EXERCISE PROMPT →
Search the records that follow and extract every line containing the string "peace".

(Records from a collection of figures)
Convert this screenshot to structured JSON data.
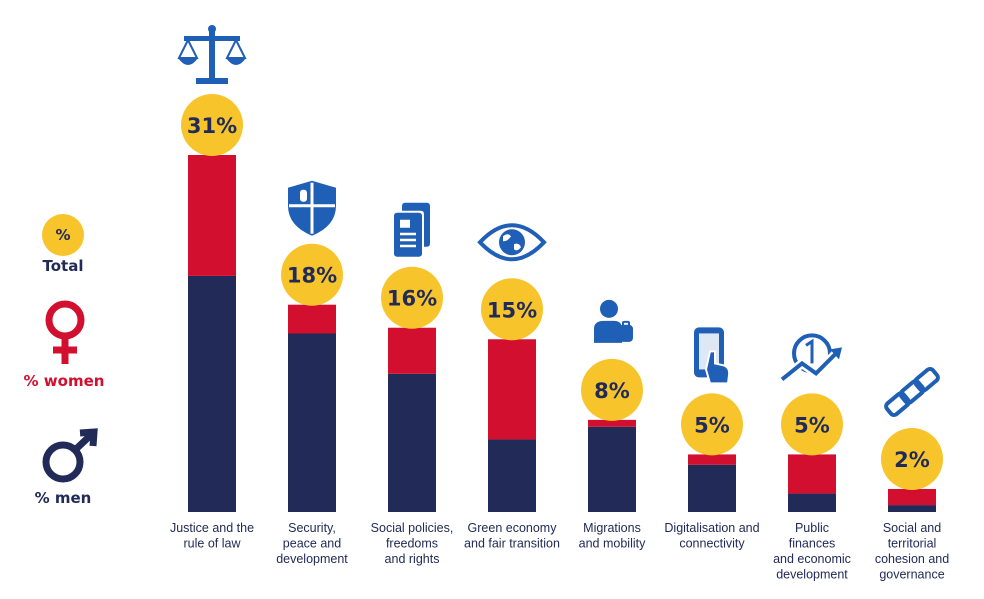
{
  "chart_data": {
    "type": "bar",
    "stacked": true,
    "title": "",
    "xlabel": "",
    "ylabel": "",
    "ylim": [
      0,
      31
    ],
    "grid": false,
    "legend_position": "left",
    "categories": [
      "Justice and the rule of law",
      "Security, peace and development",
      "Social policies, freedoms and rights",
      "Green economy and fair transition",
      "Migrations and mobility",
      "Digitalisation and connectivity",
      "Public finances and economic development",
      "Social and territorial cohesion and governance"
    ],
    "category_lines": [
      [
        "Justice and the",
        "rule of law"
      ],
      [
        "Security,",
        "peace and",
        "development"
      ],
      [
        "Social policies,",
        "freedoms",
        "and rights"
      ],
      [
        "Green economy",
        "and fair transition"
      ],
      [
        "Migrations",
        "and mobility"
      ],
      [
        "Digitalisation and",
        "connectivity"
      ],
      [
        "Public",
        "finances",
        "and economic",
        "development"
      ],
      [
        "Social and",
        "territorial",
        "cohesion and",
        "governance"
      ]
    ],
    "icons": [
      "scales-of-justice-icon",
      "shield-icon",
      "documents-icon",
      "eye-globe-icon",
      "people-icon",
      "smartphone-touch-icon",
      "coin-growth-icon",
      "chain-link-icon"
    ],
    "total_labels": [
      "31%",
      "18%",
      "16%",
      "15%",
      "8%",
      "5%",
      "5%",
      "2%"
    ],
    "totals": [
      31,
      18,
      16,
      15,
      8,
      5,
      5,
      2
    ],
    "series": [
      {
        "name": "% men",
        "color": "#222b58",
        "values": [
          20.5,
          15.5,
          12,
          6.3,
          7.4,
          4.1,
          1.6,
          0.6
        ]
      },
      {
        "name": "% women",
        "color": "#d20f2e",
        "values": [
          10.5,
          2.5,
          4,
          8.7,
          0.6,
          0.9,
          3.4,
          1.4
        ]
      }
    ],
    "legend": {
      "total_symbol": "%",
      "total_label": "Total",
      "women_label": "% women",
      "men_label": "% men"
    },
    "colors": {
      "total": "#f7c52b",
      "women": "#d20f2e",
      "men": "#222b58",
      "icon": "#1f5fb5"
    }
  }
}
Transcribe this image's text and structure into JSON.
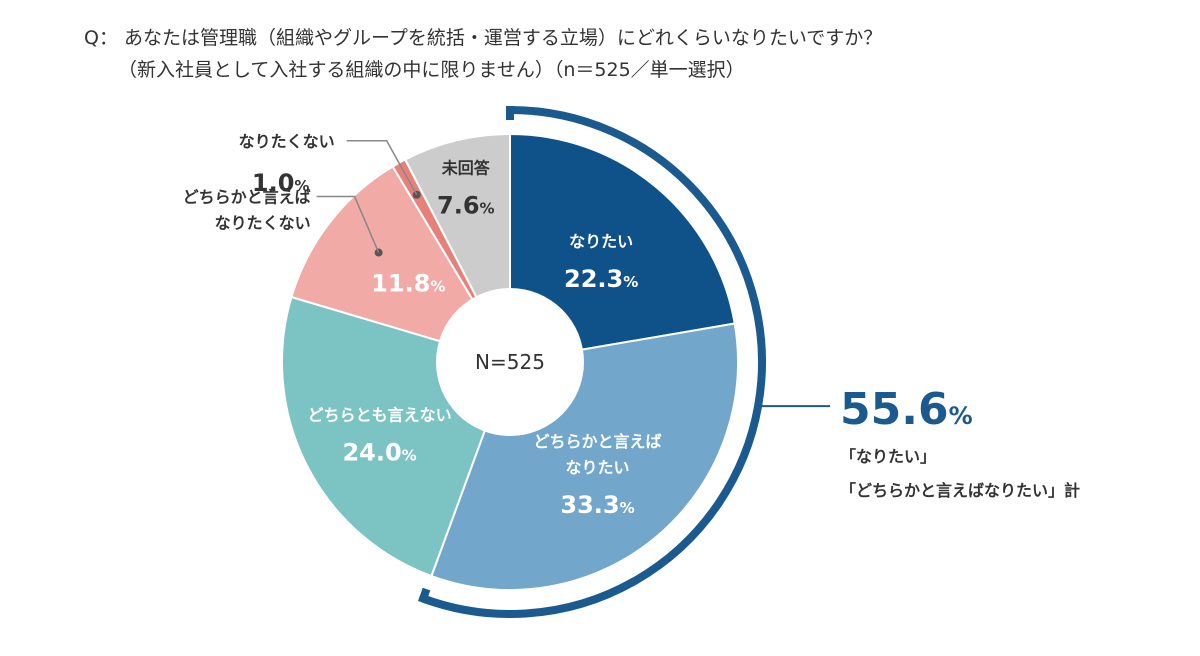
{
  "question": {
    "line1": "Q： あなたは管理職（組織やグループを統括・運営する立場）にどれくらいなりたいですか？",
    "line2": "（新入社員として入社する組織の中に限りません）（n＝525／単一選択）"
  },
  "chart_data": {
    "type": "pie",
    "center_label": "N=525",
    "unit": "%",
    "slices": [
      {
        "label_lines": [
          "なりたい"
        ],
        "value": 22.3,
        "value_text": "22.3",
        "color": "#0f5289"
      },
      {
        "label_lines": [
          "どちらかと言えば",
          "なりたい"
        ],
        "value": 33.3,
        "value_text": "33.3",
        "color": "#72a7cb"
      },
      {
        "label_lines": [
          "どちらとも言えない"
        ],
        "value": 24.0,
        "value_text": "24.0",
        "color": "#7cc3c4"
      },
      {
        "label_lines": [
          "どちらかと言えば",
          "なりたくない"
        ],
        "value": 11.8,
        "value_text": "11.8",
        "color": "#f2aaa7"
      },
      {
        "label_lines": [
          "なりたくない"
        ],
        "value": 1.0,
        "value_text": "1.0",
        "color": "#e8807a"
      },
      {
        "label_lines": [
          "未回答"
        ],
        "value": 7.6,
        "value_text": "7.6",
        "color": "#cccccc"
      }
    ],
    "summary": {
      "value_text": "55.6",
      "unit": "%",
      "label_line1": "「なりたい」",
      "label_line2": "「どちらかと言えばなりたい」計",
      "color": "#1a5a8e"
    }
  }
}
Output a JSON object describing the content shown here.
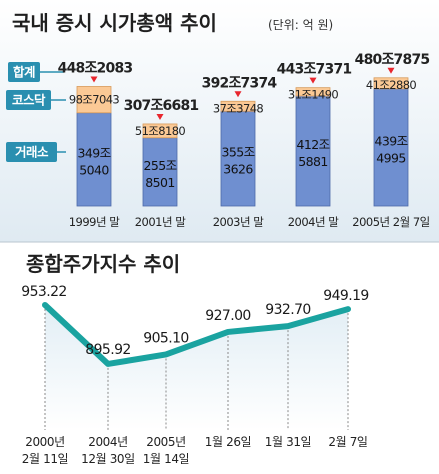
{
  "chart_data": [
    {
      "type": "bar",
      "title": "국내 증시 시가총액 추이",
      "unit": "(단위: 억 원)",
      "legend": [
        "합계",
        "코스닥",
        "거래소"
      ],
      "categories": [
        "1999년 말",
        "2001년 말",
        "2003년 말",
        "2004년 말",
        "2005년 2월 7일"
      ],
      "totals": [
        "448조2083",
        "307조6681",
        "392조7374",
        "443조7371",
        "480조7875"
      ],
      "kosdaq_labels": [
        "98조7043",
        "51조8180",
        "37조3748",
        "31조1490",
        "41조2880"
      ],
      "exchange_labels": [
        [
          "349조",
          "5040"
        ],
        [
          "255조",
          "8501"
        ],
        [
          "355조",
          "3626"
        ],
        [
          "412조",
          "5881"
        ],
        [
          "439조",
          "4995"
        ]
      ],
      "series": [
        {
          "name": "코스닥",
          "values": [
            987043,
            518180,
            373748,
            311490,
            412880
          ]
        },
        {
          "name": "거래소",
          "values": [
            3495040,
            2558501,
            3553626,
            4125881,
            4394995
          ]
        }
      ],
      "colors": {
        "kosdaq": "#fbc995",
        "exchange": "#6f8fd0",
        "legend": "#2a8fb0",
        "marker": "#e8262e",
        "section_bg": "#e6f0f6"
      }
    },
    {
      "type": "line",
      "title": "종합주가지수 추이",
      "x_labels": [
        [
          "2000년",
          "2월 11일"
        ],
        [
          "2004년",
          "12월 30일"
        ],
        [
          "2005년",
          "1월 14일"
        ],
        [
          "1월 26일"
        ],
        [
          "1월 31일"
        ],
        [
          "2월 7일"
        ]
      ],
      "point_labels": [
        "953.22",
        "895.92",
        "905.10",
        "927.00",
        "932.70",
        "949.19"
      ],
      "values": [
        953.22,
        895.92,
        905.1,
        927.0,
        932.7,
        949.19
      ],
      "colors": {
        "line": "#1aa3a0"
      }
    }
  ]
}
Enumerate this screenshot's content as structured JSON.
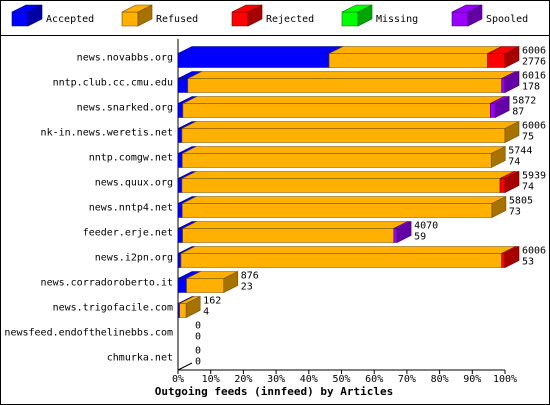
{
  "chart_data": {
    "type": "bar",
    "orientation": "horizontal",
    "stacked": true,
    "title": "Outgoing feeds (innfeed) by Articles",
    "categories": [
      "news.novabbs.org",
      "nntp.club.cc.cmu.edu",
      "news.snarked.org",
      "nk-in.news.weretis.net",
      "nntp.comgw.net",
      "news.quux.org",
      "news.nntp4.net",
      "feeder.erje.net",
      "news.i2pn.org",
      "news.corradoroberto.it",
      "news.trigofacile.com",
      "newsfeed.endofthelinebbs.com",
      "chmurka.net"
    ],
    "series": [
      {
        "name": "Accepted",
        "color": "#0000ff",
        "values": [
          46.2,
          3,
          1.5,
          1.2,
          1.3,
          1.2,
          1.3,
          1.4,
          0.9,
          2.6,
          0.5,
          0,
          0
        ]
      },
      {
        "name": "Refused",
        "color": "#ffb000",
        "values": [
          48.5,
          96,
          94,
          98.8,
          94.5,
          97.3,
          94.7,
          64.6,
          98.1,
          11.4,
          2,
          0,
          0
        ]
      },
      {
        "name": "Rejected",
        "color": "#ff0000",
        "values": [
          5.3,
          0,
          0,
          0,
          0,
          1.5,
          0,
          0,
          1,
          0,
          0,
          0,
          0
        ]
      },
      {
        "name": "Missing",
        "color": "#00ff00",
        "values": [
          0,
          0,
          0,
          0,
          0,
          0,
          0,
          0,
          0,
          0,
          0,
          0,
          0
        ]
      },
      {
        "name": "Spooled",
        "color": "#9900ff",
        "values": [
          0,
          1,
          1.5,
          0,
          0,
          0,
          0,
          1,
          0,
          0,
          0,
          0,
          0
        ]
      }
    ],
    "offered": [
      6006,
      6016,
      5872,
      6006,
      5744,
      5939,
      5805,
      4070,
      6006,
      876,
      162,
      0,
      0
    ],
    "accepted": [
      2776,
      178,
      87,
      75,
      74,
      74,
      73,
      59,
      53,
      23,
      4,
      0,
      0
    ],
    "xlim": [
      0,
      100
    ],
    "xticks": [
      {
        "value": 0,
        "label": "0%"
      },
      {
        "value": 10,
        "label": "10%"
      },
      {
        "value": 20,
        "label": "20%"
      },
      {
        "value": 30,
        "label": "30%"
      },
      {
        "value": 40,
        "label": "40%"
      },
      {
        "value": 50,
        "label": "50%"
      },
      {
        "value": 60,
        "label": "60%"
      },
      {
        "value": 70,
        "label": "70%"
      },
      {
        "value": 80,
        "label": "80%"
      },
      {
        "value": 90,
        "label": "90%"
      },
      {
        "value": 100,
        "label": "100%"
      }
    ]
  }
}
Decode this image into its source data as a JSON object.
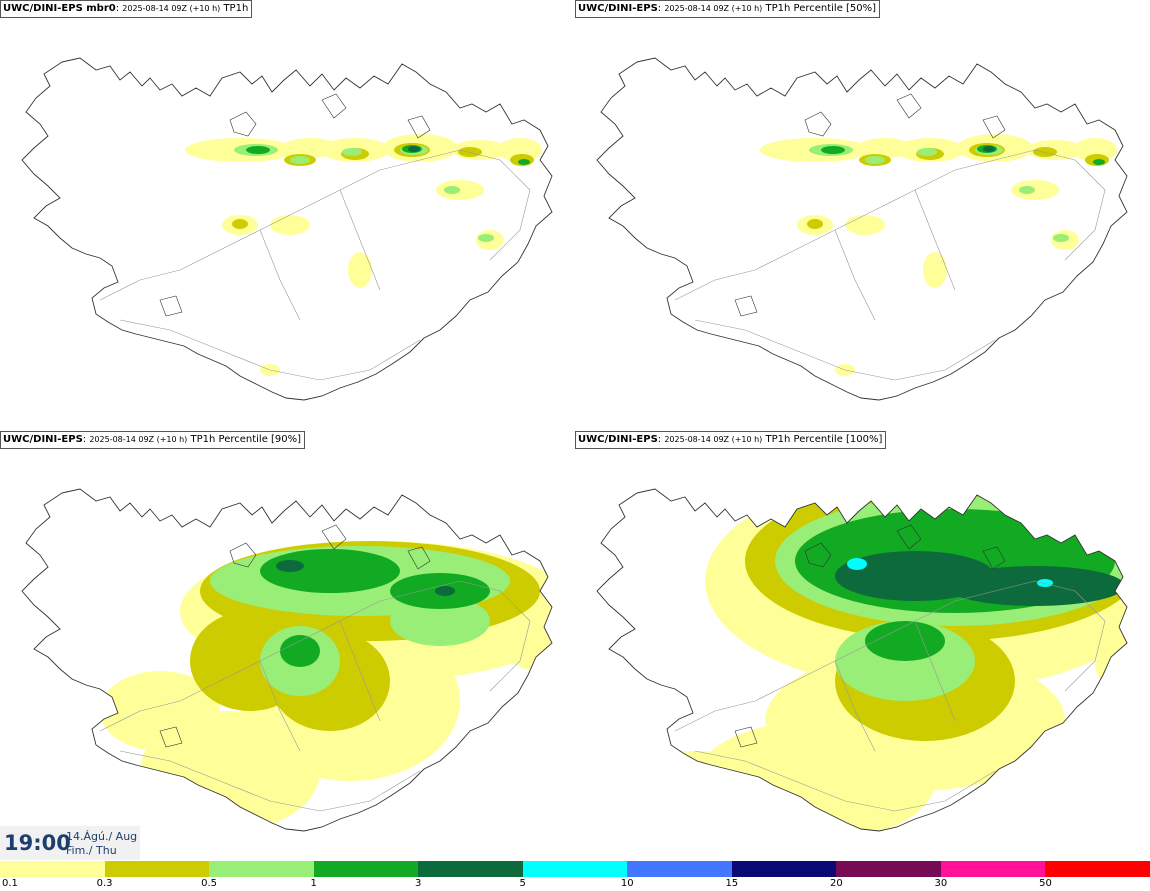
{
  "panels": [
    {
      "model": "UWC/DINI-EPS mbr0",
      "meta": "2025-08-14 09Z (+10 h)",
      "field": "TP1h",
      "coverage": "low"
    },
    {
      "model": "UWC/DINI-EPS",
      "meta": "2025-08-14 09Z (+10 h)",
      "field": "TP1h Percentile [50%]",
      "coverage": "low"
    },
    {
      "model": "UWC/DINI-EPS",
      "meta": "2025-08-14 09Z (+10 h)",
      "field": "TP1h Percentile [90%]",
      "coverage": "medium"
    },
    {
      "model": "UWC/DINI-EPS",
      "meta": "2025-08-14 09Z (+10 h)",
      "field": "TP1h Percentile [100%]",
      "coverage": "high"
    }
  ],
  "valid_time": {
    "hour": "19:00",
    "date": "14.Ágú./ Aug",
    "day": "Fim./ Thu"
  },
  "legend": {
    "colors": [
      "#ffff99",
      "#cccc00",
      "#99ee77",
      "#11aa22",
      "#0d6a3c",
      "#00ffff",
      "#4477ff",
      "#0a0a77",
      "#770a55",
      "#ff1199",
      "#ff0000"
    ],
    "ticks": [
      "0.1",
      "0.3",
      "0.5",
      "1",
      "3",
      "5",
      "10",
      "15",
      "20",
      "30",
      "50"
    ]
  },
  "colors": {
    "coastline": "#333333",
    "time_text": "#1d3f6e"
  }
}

RESPONSE BELOW →
      "Security, peace and development",
        "peace and",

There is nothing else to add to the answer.